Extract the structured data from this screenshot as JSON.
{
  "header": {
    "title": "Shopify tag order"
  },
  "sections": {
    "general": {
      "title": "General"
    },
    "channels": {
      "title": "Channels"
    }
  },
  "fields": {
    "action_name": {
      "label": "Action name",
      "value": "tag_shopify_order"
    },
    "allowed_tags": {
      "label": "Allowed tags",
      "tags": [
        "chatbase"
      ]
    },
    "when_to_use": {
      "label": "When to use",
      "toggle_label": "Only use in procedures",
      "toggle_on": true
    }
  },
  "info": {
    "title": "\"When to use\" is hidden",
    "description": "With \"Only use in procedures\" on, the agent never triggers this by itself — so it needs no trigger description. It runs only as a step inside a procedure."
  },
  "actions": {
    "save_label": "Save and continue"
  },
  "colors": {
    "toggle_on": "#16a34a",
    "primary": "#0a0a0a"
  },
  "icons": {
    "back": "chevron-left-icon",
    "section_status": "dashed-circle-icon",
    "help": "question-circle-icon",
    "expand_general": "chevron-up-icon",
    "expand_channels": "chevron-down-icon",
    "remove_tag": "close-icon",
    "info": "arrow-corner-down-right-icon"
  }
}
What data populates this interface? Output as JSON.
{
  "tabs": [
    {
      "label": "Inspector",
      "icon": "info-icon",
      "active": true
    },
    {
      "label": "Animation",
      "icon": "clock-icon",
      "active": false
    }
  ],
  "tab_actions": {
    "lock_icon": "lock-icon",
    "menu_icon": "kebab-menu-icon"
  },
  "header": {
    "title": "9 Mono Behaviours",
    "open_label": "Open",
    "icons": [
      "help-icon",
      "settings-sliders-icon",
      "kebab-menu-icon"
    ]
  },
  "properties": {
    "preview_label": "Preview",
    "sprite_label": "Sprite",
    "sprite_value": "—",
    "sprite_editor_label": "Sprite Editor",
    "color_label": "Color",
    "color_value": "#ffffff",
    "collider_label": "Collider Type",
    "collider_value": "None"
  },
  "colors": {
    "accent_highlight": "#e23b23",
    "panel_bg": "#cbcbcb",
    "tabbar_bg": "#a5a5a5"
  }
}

WHAT IS BEING ASKED.
Reproduce only the lines running from the one that contains "What data populates" to the last line of the records.

RESPONSE.
What data populates this interface? Output as JSON.
{
  "tabs": [
    {
      "label": "Inspector",
      "icon": "info-icon",
      "active": true
    },
    {
      "label": "Animation",
      "icon": "clock-icon",
      "active": false
    }
  ],
  "tab_actions": {
    "lock_icon": "lock-icon",
    "menu_icon": "kebab-menu-icon"
  },
  "header": {
    "title": "9 Mono Behaviours",
    "open_label": "Open",
    "icons": [
      "help-icon",
      "settings-sliders-icon",
      "kebab-menu-icon"
    ]
  },
  "properties": {
    "preview_label": "Preview",
    "sprite_label": "Sprite",
    "sprite_value": "—",
    "sprite_editor_label": "Sprite Editor",
    "color_label": "Color",
    "color_value": "#ffffff",
    "collider_label": "Collider Type",
    "collider_value": "None"
  },
  "colors": {
    "accent_highlight": "#e23b23",
    "panel_bg": "#cbcbcb",
    "tabbar_bg": "#a5a5a5"
  }
}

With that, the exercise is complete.